● PROBLEM STATEMENT
Each line of the data that includes the string "Martigues" is to be copied out.

Data extracted from a collection
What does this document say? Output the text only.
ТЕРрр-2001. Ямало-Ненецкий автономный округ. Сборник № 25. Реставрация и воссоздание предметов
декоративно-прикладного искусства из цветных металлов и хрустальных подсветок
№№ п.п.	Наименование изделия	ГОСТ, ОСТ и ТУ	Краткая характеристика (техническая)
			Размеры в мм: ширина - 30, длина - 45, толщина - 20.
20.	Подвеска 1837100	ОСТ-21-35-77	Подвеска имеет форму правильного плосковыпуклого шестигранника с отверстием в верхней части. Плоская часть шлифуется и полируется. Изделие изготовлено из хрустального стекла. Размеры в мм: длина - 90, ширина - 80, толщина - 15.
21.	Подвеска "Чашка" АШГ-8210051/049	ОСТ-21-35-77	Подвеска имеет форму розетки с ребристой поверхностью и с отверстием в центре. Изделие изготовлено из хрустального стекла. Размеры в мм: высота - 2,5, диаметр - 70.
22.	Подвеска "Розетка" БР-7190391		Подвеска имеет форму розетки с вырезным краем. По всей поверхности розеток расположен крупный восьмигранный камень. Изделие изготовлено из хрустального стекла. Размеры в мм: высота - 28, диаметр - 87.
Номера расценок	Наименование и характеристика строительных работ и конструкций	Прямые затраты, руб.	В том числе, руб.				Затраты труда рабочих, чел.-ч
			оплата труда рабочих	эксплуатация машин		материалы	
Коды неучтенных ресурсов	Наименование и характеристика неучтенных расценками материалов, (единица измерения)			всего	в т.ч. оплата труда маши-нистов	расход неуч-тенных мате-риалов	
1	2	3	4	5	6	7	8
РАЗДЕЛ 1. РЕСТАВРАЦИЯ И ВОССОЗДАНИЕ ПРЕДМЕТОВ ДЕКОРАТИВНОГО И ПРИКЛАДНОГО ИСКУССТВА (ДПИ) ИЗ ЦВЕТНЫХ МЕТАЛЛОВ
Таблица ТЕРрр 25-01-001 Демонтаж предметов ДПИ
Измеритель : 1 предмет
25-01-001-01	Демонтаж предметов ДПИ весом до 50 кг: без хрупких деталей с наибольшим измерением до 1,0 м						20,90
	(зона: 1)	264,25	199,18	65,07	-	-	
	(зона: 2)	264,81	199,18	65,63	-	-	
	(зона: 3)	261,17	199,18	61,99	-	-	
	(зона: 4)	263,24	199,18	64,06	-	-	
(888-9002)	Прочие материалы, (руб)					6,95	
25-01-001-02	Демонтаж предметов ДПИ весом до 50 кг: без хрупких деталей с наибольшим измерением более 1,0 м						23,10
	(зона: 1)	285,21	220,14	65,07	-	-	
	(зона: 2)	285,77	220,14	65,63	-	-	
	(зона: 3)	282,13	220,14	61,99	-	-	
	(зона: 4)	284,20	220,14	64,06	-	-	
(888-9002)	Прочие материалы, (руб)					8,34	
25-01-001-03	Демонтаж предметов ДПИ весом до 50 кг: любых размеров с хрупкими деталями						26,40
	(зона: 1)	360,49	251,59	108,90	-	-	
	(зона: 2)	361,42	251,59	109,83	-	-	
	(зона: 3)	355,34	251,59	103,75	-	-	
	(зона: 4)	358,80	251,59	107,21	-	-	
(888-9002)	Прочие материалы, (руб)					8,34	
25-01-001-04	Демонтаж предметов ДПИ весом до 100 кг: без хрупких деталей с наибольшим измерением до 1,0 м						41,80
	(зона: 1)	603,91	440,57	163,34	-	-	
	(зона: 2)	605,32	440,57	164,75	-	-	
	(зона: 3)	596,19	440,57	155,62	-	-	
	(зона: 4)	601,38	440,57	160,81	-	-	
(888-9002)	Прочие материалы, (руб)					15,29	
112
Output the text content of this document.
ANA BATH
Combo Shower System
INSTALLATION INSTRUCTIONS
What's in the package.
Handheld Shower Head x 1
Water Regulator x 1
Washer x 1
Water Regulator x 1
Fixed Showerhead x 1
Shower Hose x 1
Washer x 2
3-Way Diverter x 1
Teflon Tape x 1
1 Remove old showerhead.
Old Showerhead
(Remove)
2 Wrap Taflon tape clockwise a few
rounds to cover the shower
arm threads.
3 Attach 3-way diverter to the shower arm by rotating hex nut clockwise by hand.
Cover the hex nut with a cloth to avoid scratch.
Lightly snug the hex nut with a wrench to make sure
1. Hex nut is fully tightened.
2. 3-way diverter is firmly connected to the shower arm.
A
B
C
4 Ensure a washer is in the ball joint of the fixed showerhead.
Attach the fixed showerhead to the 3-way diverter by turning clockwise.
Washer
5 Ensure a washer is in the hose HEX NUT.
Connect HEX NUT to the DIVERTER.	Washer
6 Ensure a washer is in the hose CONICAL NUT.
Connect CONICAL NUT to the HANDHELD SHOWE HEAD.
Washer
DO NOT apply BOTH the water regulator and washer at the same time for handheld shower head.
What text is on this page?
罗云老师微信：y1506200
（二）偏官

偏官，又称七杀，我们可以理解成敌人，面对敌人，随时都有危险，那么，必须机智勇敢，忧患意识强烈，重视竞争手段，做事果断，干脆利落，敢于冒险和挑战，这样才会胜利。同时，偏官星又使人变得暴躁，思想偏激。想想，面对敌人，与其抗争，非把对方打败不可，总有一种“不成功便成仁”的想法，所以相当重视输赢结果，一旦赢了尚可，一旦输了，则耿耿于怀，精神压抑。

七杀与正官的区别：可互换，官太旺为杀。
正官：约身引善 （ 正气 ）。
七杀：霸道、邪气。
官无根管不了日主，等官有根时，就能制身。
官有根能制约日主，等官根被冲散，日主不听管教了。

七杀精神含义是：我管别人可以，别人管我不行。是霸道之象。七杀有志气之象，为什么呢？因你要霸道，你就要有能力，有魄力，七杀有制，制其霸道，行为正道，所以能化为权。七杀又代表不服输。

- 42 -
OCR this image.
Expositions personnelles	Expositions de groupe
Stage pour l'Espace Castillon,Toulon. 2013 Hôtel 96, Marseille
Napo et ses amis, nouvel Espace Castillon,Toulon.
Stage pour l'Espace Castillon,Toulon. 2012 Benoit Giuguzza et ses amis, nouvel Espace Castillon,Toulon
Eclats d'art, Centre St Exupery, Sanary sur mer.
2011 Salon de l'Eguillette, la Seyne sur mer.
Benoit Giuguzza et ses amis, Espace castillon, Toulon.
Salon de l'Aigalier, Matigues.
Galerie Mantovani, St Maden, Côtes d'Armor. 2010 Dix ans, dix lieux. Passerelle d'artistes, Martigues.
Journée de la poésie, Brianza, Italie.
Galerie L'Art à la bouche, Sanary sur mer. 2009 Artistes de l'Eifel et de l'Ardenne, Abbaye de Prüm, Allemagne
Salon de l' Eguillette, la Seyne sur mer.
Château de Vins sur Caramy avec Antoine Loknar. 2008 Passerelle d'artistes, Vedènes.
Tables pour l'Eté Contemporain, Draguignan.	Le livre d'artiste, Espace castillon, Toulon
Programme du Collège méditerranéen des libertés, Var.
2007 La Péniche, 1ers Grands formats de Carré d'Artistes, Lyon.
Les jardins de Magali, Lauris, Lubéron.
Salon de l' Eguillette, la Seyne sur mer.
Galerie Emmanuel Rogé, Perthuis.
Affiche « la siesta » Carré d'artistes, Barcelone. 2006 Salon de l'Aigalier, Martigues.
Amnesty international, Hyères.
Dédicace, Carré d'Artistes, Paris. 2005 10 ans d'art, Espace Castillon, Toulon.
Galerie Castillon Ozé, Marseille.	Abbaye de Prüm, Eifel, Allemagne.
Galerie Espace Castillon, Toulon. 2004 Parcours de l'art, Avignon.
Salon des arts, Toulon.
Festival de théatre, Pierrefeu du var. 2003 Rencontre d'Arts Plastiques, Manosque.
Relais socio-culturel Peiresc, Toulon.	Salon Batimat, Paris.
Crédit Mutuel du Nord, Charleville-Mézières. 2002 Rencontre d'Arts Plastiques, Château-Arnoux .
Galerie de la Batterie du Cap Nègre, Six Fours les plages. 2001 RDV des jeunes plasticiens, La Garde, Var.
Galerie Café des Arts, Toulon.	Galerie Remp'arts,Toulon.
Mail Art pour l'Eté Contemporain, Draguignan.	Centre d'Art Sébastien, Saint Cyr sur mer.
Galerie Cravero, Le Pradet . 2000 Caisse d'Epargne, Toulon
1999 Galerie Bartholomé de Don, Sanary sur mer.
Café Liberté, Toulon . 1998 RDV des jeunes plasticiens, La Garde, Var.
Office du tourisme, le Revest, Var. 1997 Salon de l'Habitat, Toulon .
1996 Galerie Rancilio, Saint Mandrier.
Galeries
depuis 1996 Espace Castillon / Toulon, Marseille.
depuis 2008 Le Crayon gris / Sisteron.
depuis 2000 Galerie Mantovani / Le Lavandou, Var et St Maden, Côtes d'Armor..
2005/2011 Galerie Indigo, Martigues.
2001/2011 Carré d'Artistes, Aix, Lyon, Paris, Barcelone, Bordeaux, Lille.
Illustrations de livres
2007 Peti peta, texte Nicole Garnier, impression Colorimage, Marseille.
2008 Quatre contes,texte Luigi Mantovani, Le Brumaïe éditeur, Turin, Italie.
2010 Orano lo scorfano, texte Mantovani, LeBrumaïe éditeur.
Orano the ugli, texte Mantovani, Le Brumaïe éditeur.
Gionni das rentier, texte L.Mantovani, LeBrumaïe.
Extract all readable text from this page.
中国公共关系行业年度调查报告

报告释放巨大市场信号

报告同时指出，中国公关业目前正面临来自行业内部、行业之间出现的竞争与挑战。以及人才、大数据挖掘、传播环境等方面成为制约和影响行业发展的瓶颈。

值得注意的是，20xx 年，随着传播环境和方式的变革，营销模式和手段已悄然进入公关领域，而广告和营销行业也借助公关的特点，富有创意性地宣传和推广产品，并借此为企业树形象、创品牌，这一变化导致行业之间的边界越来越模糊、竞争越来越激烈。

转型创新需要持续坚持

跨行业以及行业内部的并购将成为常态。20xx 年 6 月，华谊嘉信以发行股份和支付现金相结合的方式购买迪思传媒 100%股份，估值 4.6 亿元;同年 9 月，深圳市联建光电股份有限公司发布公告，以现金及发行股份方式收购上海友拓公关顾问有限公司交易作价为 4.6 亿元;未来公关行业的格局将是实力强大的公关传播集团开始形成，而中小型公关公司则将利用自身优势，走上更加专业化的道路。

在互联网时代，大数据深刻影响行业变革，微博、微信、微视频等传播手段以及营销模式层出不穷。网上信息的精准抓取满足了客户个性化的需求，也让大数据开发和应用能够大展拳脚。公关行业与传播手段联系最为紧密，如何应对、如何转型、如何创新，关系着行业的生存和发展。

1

● TASK RESPONSE
Galerie Mantovani, St Maden, Côtes d'Armor. 2010 Dix ans, dix lieux. Passerelle d'artistes, Martigues.
Affiche « la siesta » Carré d'artistes, Barcelone. 2006 Salon de l'Aigalier, Martigues.
2005/2011 Galerie Indigo, Martigues.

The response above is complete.